Can you pull out each line of the data below that includes the word "LICENSE"?

** start **

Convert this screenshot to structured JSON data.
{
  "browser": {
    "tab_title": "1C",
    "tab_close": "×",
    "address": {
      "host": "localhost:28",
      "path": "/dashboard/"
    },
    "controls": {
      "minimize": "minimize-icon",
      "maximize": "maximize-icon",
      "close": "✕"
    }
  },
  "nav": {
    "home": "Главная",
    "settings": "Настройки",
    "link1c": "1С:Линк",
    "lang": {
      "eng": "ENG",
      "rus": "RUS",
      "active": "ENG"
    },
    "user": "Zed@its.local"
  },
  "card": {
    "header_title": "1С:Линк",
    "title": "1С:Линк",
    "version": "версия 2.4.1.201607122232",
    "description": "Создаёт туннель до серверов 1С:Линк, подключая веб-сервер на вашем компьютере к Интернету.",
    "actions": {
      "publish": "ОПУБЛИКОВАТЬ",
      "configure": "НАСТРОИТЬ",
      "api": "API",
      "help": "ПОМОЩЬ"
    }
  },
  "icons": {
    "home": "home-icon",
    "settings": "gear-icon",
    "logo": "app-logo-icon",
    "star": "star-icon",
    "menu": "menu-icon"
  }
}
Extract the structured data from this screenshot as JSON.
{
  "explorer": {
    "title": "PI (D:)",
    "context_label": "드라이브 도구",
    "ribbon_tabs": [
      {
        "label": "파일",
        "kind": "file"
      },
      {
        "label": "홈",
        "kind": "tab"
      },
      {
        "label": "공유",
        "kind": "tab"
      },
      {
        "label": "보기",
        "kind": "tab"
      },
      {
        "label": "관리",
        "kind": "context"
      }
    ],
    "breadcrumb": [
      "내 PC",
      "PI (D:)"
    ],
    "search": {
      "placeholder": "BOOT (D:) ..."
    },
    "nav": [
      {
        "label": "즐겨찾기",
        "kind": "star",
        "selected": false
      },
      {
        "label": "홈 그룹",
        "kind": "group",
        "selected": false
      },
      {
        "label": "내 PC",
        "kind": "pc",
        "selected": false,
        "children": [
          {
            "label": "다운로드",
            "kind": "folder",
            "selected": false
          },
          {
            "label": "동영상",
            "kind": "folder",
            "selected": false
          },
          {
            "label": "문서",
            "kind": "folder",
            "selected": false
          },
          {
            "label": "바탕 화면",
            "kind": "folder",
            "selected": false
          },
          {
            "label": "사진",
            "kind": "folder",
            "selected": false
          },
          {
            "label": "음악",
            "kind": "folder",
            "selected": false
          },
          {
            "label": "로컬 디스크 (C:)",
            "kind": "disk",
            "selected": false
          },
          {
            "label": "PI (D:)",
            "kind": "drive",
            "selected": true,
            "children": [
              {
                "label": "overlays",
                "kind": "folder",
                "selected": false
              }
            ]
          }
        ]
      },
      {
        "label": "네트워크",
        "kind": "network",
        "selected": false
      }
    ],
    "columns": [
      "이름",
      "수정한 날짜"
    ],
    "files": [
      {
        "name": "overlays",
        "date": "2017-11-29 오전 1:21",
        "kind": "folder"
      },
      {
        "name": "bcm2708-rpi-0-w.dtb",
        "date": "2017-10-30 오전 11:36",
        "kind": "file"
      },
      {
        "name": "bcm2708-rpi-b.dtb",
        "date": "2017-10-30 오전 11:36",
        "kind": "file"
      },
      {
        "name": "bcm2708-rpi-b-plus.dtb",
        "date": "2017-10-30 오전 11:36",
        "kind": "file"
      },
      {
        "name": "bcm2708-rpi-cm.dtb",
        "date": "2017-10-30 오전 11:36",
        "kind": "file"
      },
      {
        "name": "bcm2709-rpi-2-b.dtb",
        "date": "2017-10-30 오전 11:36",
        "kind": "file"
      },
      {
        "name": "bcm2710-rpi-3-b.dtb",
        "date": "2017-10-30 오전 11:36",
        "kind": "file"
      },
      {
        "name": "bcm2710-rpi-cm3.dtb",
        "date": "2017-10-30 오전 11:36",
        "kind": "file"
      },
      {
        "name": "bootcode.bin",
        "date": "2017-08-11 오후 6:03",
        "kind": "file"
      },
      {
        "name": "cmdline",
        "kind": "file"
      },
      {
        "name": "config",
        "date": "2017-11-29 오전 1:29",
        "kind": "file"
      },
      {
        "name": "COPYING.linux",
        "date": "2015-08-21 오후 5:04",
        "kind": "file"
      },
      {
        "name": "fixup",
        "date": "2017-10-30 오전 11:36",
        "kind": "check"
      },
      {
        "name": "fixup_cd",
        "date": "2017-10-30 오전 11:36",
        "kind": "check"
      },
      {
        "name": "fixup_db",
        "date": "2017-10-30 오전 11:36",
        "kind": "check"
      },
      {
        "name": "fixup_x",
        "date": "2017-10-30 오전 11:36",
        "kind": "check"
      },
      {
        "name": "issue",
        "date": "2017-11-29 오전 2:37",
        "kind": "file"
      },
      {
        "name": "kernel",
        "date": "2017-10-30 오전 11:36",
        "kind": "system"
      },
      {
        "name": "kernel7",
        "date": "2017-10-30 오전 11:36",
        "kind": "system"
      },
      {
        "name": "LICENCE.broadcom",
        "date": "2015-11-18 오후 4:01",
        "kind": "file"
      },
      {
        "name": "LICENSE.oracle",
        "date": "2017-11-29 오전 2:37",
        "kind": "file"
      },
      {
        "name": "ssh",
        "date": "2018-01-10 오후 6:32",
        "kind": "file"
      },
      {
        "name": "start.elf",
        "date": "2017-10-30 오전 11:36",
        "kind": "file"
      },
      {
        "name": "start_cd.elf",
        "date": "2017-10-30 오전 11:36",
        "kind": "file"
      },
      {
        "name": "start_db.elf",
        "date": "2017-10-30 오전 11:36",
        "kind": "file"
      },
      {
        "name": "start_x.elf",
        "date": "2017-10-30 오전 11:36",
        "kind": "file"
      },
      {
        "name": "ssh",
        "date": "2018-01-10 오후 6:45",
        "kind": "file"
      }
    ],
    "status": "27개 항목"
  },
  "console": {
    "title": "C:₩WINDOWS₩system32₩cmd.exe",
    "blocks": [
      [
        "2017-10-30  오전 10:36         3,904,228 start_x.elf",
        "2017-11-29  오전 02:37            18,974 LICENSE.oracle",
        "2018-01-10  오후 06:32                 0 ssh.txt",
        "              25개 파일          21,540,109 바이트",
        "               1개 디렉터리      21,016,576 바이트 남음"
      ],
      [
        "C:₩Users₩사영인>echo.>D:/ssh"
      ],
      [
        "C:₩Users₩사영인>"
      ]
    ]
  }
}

** end **

■ SOLUTION TO THE EXERCISE ■
        "name": "LICENSE.oracle",
        "2017-11-29  오전 02:37            18,974 LICENSE.oracle",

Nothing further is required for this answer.